::: WORKING DATA :::

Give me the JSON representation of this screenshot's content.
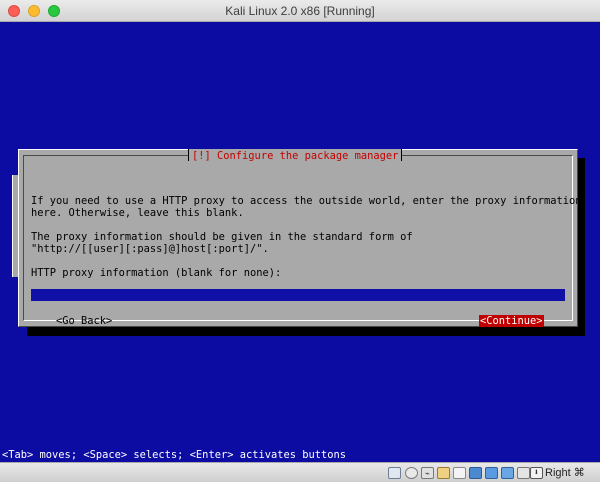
{
  "window": {
    "title": "Kali Linux 2.0 x86 [Running]"
  },
  "dialog": {
    "title": "[!] Configure the package manager",
    "lines": [
      "If you need to use a HTTP proxy to access the outside world, enter the proxy information",
      "here. Otherwise, leave this blank.",
      "The proxy information should be given in the standard form of",
      "\"http://[[user][:pass]@]host[:port]/\"."
    ],
    "field_label": "HTTP proxy information (blank for none):",
    "field_value": "",
    "go_back_label": "<Go Back>",
    "continue_label": "<Continue>"
  },
  "statusline": "<Tab> moves; <Space> selects; <Enter> activates buttons",
  "vbox_status": {
    "icons": [
      "hard-disk-icon",
      "optical-drive-icon",
      "usb-icon",
      "shared-folder-icon",
      "display-icon",
      "network-icon",
      "capture-icon",
      "recording-icon",
      "cpu-icon",
      "keyboard-capture-icon"
    ],
    "host_key": "Right ⌘"
  },
  "colors": {
    "screen_bg": "#0c0ca2",
    "dialog_bg": "#a9a9a9",
    "title_red": "#c40000",
    "selected_button_bg": "#c00000",
    "input_bg": "#1010a6"
  }
}
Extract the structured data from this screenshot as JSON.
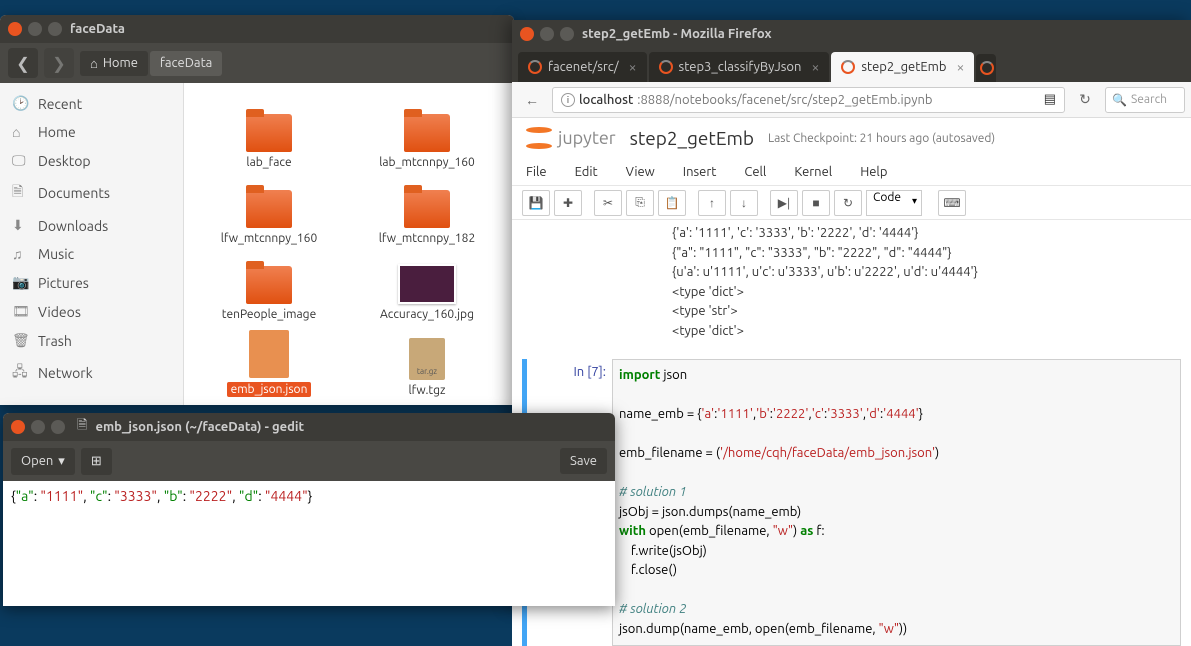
{
  "filemanager": {
    "title": "faceData",
    "breadcrumb": {
      "home": "Home",
      "current": "faceData"
    },
    "sidebar": [
      {
        "icon": "🕑",
        "label": "Recent"
      },
      {
        "icon": "⌂",
        "label": "Home"
      },
      {
        "icon": "🖵",
        "label": "Desktop"
      },
      {
        "icon": "🗎",
        "label": "Documents"
      },
      {
        "icon": "⬇",
        "label": "Downloads"
      },
      {
        "icon": "♫",
        "label": "Music"
      },
      {
        "icon": "📷",
        "label": "Pictures"
      },
      {
        "icon": "🎞",
        "label": "Videos"
      },
      {
        "icon": "🗑",
        "label": "Trash"
      },
      {
        "icon": "🖧",
        "label": "Network"
      }
    ],
    "files": [
      {
        "type": "folder",
        "name": "lab_face"
      },
      {
        "type": "folder",
        "name": "lab_mtcnnpy_160"
      },
      {
        "type": "folder",
        "name": "lfw_mtcnnpy_160"
      },
      {
        "type": "folder",
        "name": "lfw_mtcnnpy_182"
      },
      {
        "type": "folder",
        "name": "tenPeople_image"
      },
      {
        "type": "image",
        "name": "Accuracy_160.jpg"
      },
      {
        "type": "json",
        "name": "emb_json.json",
        "selected": true
      },
      {
        "type": "tgz",
        "name": "lfw.tgz"
      }
    ]
  },
  "firefox": {
    "title": "step2_getEmb - Mozilla Firefox",
    "tabs": [
      {
        "label": "facenet/src/",
        "active": false
      },
      {
        "label": "step3_classifyByJson",
        "active": false
      },
      {
        "label": "step2_getEmb",
        "active": true
      }
    ],
    "url_host": "localhost",
    "url_rest": ":8888/notebooks/facenet/src/step2_getEmb.ipynb",
    "search_placeholder": "Search"
  },
  "jupyter": {
    "logo_text": "jupyter",
    "nb_title": "step2_getEmb",
    "checkpoint": "Last Checkpoint: 21 hours ago (autosaved)",
    "menu": [
      "File",
      "Edit",
      "View",
      "Insert",
      "Cell",
      "Kernel",
      "Help"
    ],
    "cell_type": "Code",
    "output_lines": "{'a': '1111', 'c': '3333', 'b': '2222', 'd': '4444'}\n{\"a\": \"1111\", \"c\": \"3333\", \"b\": \"2222\", \"d\": \"4444\"}\n{u'a': u'1111', u'c': u'3333', u'b': u'2222', u'd': u'4444'}\n<type 'dict'>\n<type 'str'>\n<type 'dict'>",
    "prompt": "In [7]:",
    "code": {
      "l1a": "import",
      "l1b": " json",
      "l2a": "name_emb = {",
      "l2b": "'a'",
      "l2c": ":",
      "l2d": "'1111'",
      "l2e": ",",
      "l2f": "'b'",
      "l2g": ":",
      "l2h": "'2222'",
      "l2i": ",",
      "l2j": "'c'",
      "l2k": ":",
      "l2l": "'3333'",
      "l2m": ",",
      "l2n": "'d'",
      "l2o": ":",
      "l2p": "'4444'",
      "l2q": "}",
      "l3a": "emb_filename = (",
      "l3b": "'/home/cqh/faceData/emb_json.json'",
      "l3c": ")",
      "l4": "# solution 1",
      "l5": "jsObj = json.dumps(name_emb)",
      "l6a": "with",
      "l6b": " open(emb_filename, ",
      "l6c": "\"w\"",
      "l6d": ") ",
      "l6e": "as",
      "l6f": " f:",
      "l7": "    f.write(jsObj)",
      "l8": "    f.close()",
      "l9": "# solution 2",
      "l10a": "json.dump(name_emb, open(emb_filename, ",
      "l10b": "\"w\"",
      "l10c": "))"
    }
  },
  "gedit": {
    "title": "emb_json.json (~/faceData) - gedit",
    "open_label": "Open",
    "save_label": "Save",
    "content": {
      "brace_open": "{",
      "k1": "\"a\"",
      "v1": "\"1111\"",
      "k2": "\"c\"",
      "v2": "\"3333\"",
      "k3": "\"b\"",
      "v3": "\"2222\"",
      "k4": "\"d\"",
      "v4": "\"4444\"",
      "brace_close": "}",
      "colon": ": ",
      "comma": ", "
    }
  }
}
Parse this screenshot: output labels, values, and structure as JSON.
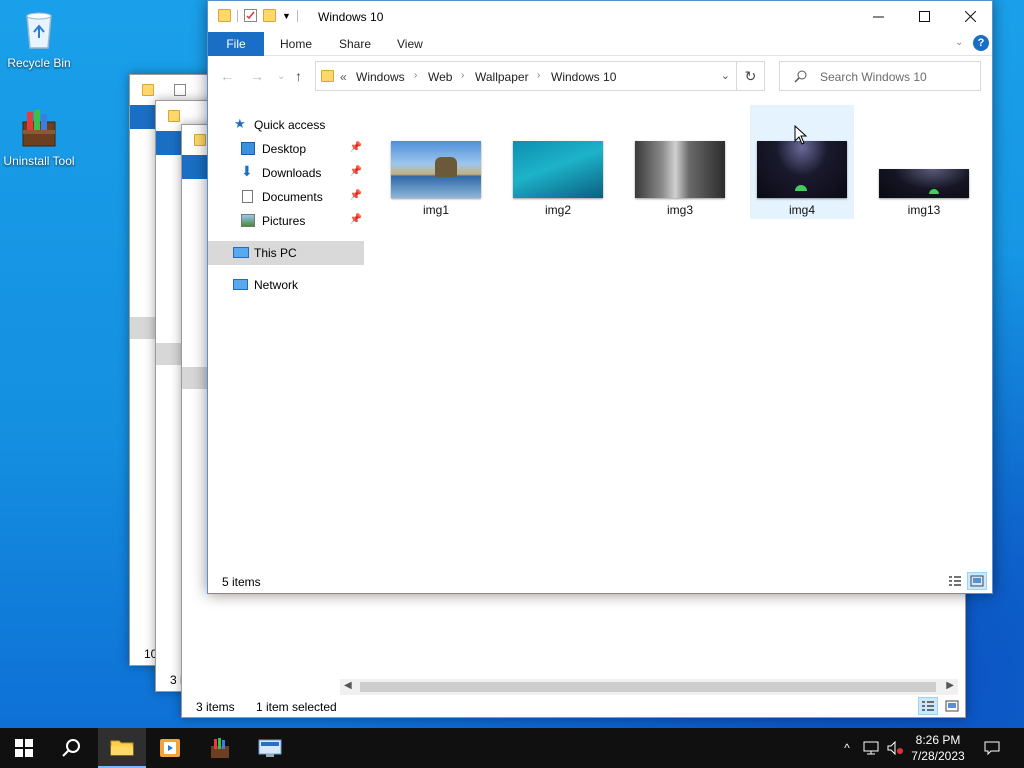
{
  "desktop": {
    "icons": [
      {
        "label": "Recycle Bin"
      },
      {
        "label": "Uninstall Tool"
      }
    ]
  },
  "background_windows": [
    {
      "status_text": "10"
    },
    {
      "status_text": "3 i"
    },
    {
      "status_text": "3 items",
      "status_selected": "1 item selected"
    }
  ],
  "explorer": {
    "title": "Windows 10",
    "ribbon_tabs": {
      "file": "File",
      "home": "Home",
      "share": "Share",
      "view": "View"
    },
    "address": {
      "prefix": "«",
      "crumbs": [
        "Windows",
        "Web",
        "Wallpaper",
        "Windows 10"
      ]
    },
    "search": {
      "placeholder": "Search Windows 10"
    },
    "nav": {
      "quick_access": "Quick access",
      "desktop": "Desktop",
      "downloads": "Downloads",
      "documents": "Documents",
      "pictures": "Pictures",
      "this_pc": "This PC",
      "network": "Network"
    },
    "files": [
      {
        "name": "img1"
      },
      {
        "name": "img2"
      },
      {
        "name": "img3"
      },
      {
        "name": "img4"
      },
      {
        "name": "img13"
      }
    ],
    "status": "5 items"
  },
  "taskbar": {
    "time": "8:26 PM",
    "date": "7/28/2023"
  },
  "colors": {
    "accent": "#1a6fc4",
    "desktop": "#148fe0",
    "taskbar": "#101010",
    "selection": "#e5f3ff"
  }
}
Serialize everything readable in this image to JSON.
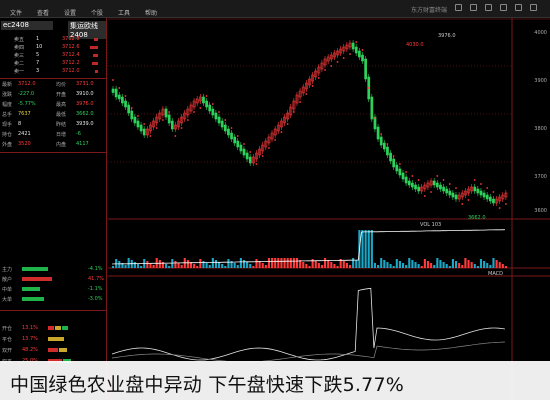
{
  "menubar": {
    "items": [
      "文件",
      "查看",
      "设置",
      "个股",
      "工具",
      "帮助"
    ],
    "window_title": "东方财富终端"
  },
  "quote": {
    "title": "集运欧线2408",
    "code": "ec2408",
    "orderbook": [
      {
        "label": "卖五",
        "qty": "1",
        "price": "3712.8"
      },
      {
        "label": "卖四",
        "qty": "10",
        "price": "3712.6"
      },
      {
        "label": "卖三",
        "qty": "5",
        "price": "3712.4"
      },
      {
        "label": "卖二",
        "qty": "7",
        "price": "3712.2"
      },
      {
        "label": "卖一",
        "qty": "3",
        "price": "3712.0"
      }
    ],
    "rows": [
      {
        "l": "最新",
        "v": "3712.0",
        "l2": "均价",
        "v2": "3731.0"
      },
      {
        "l": "涨跌",
        "v": "-227.0",
        "l2": "开盘",
        "v2": "3910.0"
      },
      {
        "l": "幅度",
        "v": "-5.77%",
        "l2": "最高",
        "v2": "3976.0"
      },
      {
        "l": "总手",
        "v": "7637",
        "l2": "最低",
        "v2": "3662.0"
      },
      {
        "l": "现手",
        "v": "8",
        "l2": "昨结",
        "v2": "3939.0"
      },
      {
        "l": "持仓",
        "v": "2421",
        "l2": "日增",
        "v2": "-6"
      },
      {
        "l": "外盘",
        "v": "3520",
        "l2": "内盘",
        "v2": "4117"
      }
    ],
    "flow": [
      {
        "label": "主力",
        "value": "-4.1%"
      },
      {
        "label": "散户",
        "value": "41.7%"
      },
      {
        "label": "中单",
        "value": "-1.1%"
      },
      {
        "label": "大单",
        "value": "-3.0%"
      }
    ],
    "bottom": [
      {
        "label": "开仓",
        "value": "13.1%"
      },
      {
        "label": "平仓",
        "value": "13.7%"
      },
      {
        "label": "双开",
        "value": "48.2%"
      },
      {
        "label": "双平",
        "value": "25.0%"
      }
    ]
  },
  "chart": {
    "top_right_label": "3976.0",
    "right_axis": [
      "4000",
      "3900",
      "3800",
      "3700",
      "3600"
    ],
    "vol_label": "VOL 103",
    "low_label": "3662.0",
    "high_label": "4030.0",
    "indicator_label": "MACD"
  },
  "caption": {
    "text": "中国绿色农业盘中异动 下午盘快速下跌5.77%"
  },
  "colors": {
    "up": "#ff3b3b",
    "down": "#2fd25a",
    "price_line": "#ffffff",
    "background": "#000000"
  }
}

:::

→ WHAT YOU SHOULD DO:
Report every line containing the word "blank" from the listing above.

→ RESPONSE TO THIS TASK:
      "here. Otherwise, leave this blank.",
    "field_label": "HTTP proxy information (blank for none):",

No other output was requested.